Below are entries to be transcribed exactly; exclude the pictures from the copy.

(Figure collection entries)
========
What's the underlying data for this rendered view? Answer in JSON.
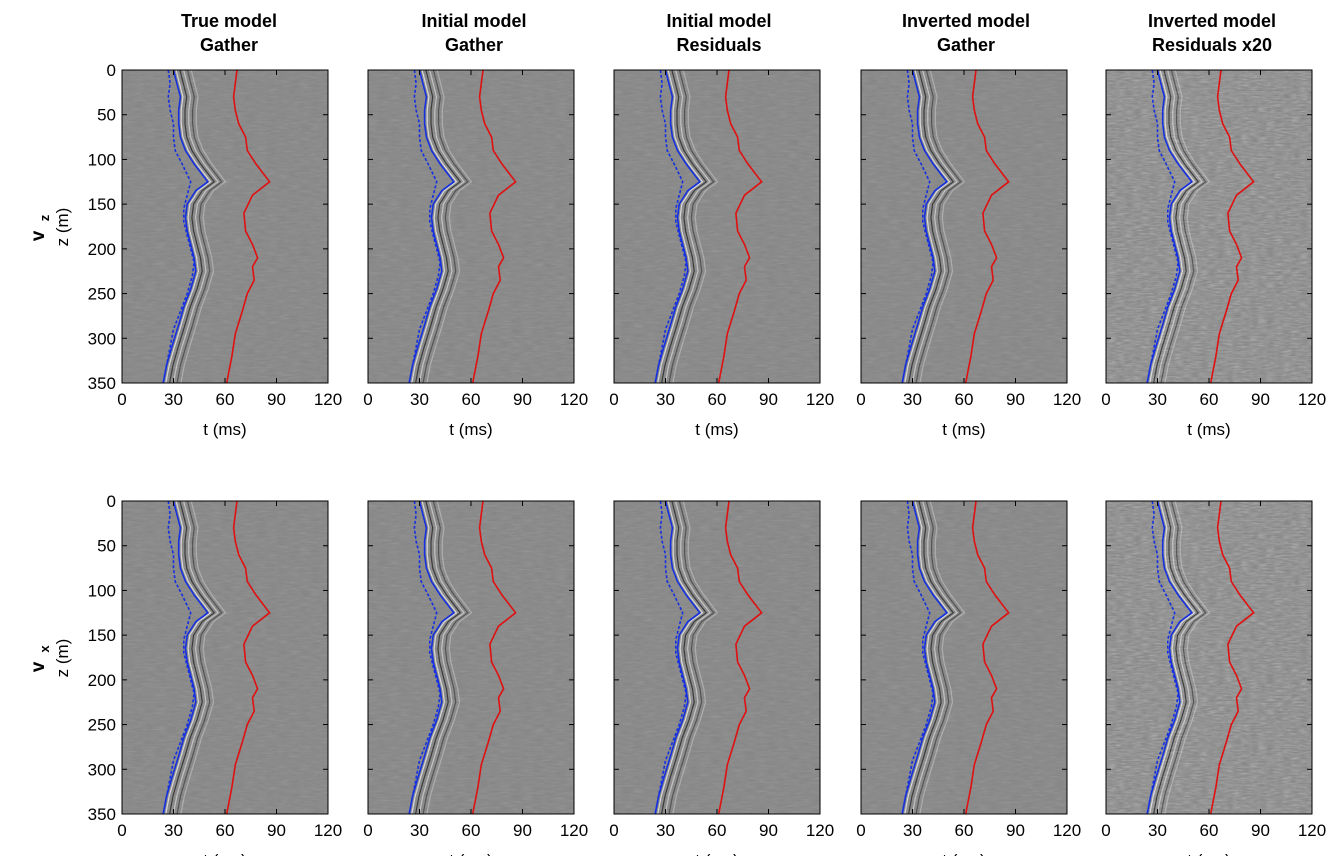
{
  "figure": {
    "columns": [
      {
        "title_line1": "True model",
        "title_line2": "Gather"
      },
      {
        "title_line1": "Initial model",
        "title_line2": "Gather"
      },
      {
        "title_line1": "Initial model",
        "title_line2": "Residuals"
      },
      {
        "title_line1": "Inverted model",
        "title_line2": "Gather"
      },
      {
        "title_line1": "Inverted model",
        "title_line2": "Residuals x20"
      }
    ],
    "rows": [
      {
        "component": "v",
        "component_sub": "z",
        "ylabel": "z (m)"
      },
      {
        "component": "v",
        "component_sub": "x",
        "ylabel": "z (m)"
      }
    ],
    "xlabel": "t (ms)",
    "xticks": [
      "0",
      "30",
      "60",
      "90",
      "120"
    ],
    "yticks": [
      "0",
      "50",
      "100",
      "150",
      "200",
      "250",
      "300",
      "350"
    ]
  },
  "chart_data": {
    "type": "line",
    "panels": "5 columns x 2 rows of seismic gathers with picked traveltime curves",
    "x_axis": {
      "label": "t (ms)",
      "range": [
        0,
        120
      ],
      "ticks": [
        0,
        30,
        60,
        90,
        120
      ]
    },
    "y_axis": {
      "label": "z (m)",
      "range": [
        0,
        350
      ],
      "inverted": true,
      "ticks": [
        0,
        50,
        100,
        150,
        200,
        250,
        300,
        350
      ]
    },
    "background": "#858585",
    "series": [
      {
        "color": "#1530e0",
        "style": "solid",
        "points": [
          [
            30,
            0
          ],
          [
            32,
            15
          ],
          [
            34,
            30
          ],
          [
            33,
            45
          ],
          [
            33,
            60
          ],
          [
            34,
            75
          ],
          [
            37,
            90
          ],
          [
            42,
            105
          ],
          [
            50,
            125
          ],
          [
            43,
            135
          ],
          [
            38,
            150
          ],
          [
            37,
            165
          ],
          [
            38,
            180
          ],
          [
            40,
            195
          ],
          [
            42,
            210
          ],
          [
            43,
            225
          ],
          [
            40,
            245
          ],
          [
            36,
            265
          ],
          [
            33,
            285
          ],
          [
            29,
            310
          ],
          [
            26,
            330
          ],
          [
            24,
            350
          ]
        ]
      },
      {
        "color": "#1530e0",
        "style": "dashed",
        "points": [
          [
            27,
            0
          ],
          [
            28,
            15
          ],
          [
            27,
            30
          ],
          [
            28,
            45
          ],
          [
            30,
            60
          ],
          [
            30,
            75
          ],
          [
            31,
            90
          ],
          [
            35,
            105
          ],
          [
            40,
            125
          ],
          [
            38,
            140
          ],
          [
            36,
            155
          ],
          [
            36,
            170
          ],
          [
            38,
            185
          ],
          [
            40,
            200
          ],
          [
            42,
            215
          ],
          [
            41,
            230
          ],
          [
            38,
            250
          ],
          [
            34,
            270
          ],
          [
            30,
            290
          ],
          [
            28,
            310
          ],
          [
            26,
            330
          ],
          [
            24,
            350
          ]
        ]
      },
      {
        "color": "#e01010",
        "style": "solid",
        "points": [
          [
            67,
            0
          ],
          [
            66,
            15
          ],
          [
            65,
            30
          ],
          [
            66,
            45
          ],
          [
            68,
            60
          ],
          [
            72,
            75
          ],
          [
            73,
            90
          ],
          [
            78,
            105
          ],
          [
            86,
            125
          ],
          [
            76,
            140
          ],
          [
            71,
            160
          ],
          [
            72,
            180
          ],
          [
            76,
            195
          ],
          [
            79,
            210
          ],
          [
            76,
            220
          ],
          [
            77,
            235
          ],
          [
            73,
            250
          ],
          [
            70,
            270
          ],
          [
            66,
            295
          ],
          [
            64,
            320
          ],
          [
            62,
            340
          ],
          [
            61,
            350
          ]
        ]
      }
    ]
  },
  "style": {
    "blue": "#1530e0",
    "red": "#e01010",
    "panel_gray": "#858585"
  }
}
========
__THE RESPONSE__
What's the underlying data for this rendered view? Answer in JSON.
{
  "figure": {
    "columns": [
      {
        "title_line1": "True model",
        "title_line2": "Gather"
      },
      {
        "title_line1": "Initial model",
        "title_line2": "Gather"
      },
      {
        "title_line1": "Initial model",
        "title_line2": "Residuals"
      },
      {
        "title_line1": "Inverted model",
        "title_line2": "Gather"
      },
      {
        "title_line1": "Inverted model",
        "title_line2": "Residuals x20"
      }
    ],
    "rows": [
      {
        "component": "v",
        "component_sub": "z",
        "ylabel": "z (m)"
      },
      {
        "component": "v",
        "component_sub": "x",
        "ylabel": "z (m)"
      }
    ],
    "xlabel": "t (ms)",
    "xticks": [
      "0",
      "30",
      "60",
      "90",
      "120"
    ],
    "yticks": [
      "0",
      "50",
      "100",
      "150",
      "200",
      "250",
      "300",
      "350"
    ]
  },
  "chart_data": {
    "type": "line",
    "panels": "5 columns x 2 rows of seismic gathers with picked traveltime curves",
    "x_axis": {
      "label": "t (ms)",
      "range": [
        0,
        120
      ],
      "ticks": [
        0,
        30,
        60,
        90,
        120
      ]
    },
    "y_axis": {
      "label": "z (m)",
      "range": [
        0,
        350
      ],
      "inverted": true,
      "ticks": [
        0,
        50,
        100,
        150,
        200,
        250,
        300,
        350
      ]
    },
    "background": "#858585",
    "series": [
      {
        "color": "#1530e0",
        "style": "solid",
        "points": [
          [
            30,
            0
          ],
          [
            32,
            15
          ],
          [
            34,
            30
          ],
          [
            33,
            45
          ],
          [
            33,
            60
          ],
          [
            34,
            75
          ],
          [
            37,
            90
          ],
          [
            42,
            105
          ],
          [
            50,
            125
          ],
          [
            43,
            135
          ],
          [
            38,
            150
          ],
          [
            37,
            165
          ],
          [
            38,
            180
          ],
          [
            40,
            195
          ],
          [
            42,
            210
          ],
          [
            43,
            225
          ],
          [
            40,
            245
          ],
          [
            36,
            265
          ],
          [
            33,
            285
          ],
          [
            29,
            310
          ],
          [
            26,
            330
          ],
          [
            24,
            350
          ]
        ]
      },
      {
        "color": "#1530e0",
        "style": "dashed",
        "points": [
          [
            27,
            0
          ],
          [
            28,
            15
          ],
          [
            27,
            30
          ],
          [
            28,
            45
          ],
          [
            30,
            60
          ],
          [
            30,
            75
          ],
          [
            31,
            90
          ],
          [
            35,
            105
          ],
          [
            40,
            125
          ],
          [
            38,
            140
          ],
          [
            36,
            155
          ],
          [
            36,
            170
          ],
          [
            38,
            185
          ],
          [
            40,
            200
          ],
          [
            42,
            215
          ],
          [
            41,
            230
          ],
          [
            38,
            250
          ],
          [
            34,
            270
          ],
          [
            30,
            290
          ],
          [
            28,
            310
          ],
          [
            26,
            330
          ],
          [
            24,
            350
          ]
        ]
      },
      {
        "color": "#e01010",
        "style": "solid",
        "points": [
          [
            67,
            0
          ],
          [
            66,
            15
          ],
          [
            65,
            30
          ],
          [
            66,
            45
          ],
          [
            68,
            60
          ],
          [
            72,
            75
          ],
          [
            73,
            90
          ],
          [
            78,
            105
          ],
          [
            86,
            125
          ],
          [
            76,
            140
          ],
          [
            71,
            160
          ],
          [
            72,
            180
          ],
          [
            76,
            195
          ],
          [
            79,
            210
          ],
          [
            76,
            220
          ],
          [
            77,
            235
          ],
          [
            73,
            250
          ],
          [
            70,
            270
          ],
          [
            66,
            295
          ],
          [
            64,
            320
          ],
          [
            62,
            340
          ],
          [
            61,
            350
          ]
        ]
      }
    ]
  },
  "style": {
    "blue": "#1530e0",
    "red": "#e01010",
    "panel_gray": "#858585"
  }
}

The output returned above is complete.